··· GIVEN INFORMATION ···
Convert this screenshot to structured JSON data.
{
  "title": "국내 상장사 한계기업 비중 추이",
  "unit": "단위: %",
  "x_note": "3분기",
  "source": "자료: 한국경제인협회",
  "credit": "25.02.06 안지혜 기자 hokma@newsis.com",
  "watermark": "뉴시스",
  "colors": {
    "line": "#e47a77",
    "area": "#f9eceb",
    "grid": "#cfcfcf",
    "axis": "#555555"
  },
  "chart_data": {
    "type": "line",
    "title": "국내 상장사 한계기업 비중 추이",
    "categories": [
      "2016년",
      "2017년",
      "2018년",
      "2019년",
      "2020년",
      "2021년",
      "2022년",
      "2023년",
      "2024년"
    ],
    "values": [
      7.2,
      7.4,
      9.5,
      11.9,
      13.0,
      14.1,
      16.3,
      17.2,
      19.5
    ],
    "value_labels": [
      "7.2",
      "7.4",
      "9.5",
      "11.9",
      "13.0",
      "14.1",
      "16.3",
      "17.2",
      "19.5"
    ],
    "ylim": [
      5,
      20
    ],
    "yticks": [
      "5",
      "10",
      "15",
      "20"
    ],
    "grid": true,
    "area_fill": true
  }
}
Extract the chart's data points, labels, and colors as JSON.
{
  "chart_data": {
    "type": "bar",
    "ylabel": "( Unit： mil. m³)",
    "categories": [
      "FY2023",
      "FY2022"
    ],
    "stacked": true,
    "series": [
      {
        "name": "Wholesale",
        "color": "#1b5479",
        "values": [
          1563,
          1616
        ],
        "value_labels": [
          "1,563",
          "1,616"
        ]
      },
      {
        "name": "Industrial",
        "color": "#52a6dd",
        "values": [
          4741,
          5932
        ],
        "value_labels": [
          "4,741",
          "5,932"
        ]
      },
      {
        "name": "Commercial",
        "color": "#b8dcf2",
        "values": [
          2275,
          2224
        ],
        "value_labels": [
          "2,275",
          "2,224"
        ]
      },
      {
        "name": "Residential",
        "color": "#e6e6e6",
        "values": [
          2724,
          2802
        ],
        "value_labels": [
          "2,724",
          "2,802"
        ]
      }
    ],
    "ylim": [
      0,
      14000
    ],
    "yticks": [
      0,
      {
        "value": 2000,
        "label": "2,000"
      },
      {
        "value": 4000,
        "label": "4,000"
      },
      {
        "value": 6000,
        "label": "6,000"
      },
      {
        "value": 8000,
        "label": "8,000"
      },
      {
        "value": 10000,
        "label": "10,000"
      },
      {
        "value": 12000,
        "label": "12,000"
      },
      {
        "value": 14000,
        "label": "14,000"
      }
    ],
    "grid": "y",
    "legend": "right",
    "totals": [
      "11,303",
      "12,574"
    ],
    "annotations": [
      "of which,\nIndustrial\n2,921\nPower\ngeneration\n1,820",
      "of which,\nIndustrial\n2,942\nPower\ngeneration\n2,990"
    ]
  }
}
···
# WHAT YOU ARE ASKED TO DO:
Find "ngeneration". Copy every line it occurs in.

# RESULT BELOW:
      "of which,\nIndustrial\n2,921\nPower\ngeneration\n1,820",
      "of which,\nIndustrial\n2,942\nPower\ngeneration\n2,990"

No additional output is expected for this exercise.